begin RAW DATA

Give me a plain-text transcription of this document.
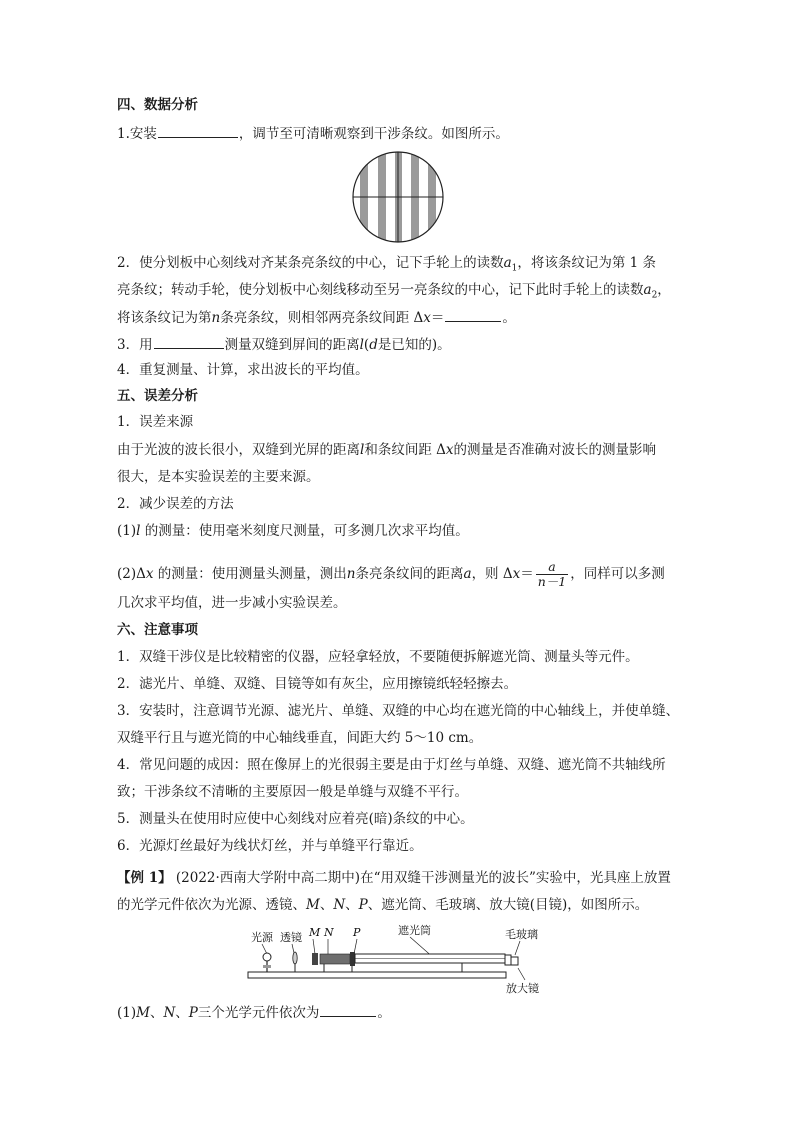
四、数据分析
1.安装	，调节至可清晰观察到干涉条纹。如图所示。
2．使分划板中心刻线对齐某条亮条纹的中心，记下手轮上的读数$a_1$，将该条纹记为第 1 条
亮条纹；转动手轮，使分划板中心刻线移动至另一亮条纹的中心，记下此时手轮上的读数$a_2$，
将该条纹记为第n条亮条纹，则相邻两亮条纹间距 Δx＝	。
3．用	测量双缝到屏间的距离l(d是已知的)。
4．重复测量、计算，求出波长的平均值。
五、误差分析
1．误差来源
由于光波的波长很小，双缝到光屏的距离l和条纹间距 Δx的测量是否准确对波长的测量影响
很大，是本实验误差的主要来源。
2．减少误差的方法
(1)l 的测量：使用毫米刻度尺测量，可多测几次求平均值。
(2)Δx 的测量：使用测量头测量，测出n条亮条纹间的距离a，则 $\Delta x= \frac{a}{n-1}$ ，同样可以多测
几次求平均值，进一步减小实验误差。
六、注意事项
1．双缝干涉仪是比较精密的仪器，应轻拿轻放，不要随便拆解遮光筒、测量头等元件。
2．滤光片、单缝、双缝、目镜等如有灰尘，应用擦镜纸轻轻擦去。
3．安装时，注意调节光源、滤光片、单缝、双缝的中心均在遮光筒的中心轴线上，并使单缝、
双缝平行且与遮光筒的中心轴线垂直，间距大约 5～10 cm。
4．常见问题的成因：照在像屏上的光很弱主要是由于灯丝与单缝、双缝、遮光筒不共轴线所
致；干涉条纹不清晰的主要原因一般是单缝与双缝不平行。
5．测量头在使用时应使中心刻线对应着亮(暗)条纹的中心。
6．光源灯丝最好为线状灯丝，并与单缝平行靠近。
【例 1】 (2022·西南大学附中高二期中)在“用双缝干涉测量光的波长”实验中，光具座上放置
的光学元件依次为光源、透镜、M、N、P、遮光筒、毛玻璃、放大镜(目镜)，如图所示。
光源 透镜 M N P	遮光筒	毛玻璃
放大镜
(1)M、N、P三个光学元件依次为	。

end RAW DATA

◆ GOAL:
Without including any pictures, reproduce the listing exactly.

◆ SOLUTION TO THIS PROBLEM:
Give me a plain-text transcription of this document.
四、数据分析
1.安装	，调节至可清晰观察到干涉条纹。如图所示。
2．使分划板中心刻线对齐某条亮条纹的中心，记下手轮上的读数$a_1$，将该条纹记为第 1 条
亮条纹；转动手轮，使分划板中心刻线移动至另一亮条纹的中心，记下此时手轮上的读数$a_2$，
将该条纹记为第n条亮条纹，则相邻两亮条纹间距 Δx＝	。
3．用	测量双缝到屏间的距离l(d是已知的)。
4．重复测量、计算，求出波长的平均值。
五、误差分析
1．误差来源
由于光波的波长很小，双缝到光屏的距离l和条纹间距 Δx的测量是否准确对波长的测量影响
很大，是本实验误差的主要来源。
2．减少误差的方法
(1)l 的测量：使用毫米刻度尺测量，可多测几次求平均值。
(2)Δx 的测量：使用测量头测量，测出n条亮条纹间的距离a，则 $\Delta x= \frac{a}{n-1}$ ，同样可以多测
几次求平均值，进一步减小实验误差。
六、注意事项
1．双缝干涉仪是比较精密的仪器，应轻拿轻放，不要随便拆解遮光筒、测量头等元件。
2．滤光片、单缝、双缝、目镜等如有灰尘，应用擦镜纸轻轻擦去。
3．安装时，注意调节光源、滤光片、单缝、双缝的中心均在遮光筒的中心轴线上，并使单缝、
双缝平行且与遮光筒的中心轴线垂直，间距大约 5～10 cm。
4．常见问题的成因：照在像屏上的光很弱主要是由于灯丝与单缝、双缝、遮光筒不共轴线所
致；干涉条纹不清晰的主要原因一般是单缝与双缝不平行。
5．测量头在使用时应使中心刻线对应着亮(暗)条纹的中心。
6．光源灯丝最好为线状灯丝，并与单缝平行靠近。
【例 1】 (2022·西南大学附中高二期中)在“用双缝干涉测量光的波长”实验中，光具座上放置
的光学元件依次为光源、透镜、M、N、P、遮光筒、毛玻璃、放大镜(目镜)，如图所示。
光源 透镜 M N P	遮光筒	毛玻璃
放大镜
(1)M、N、P三个光学元件依次为	。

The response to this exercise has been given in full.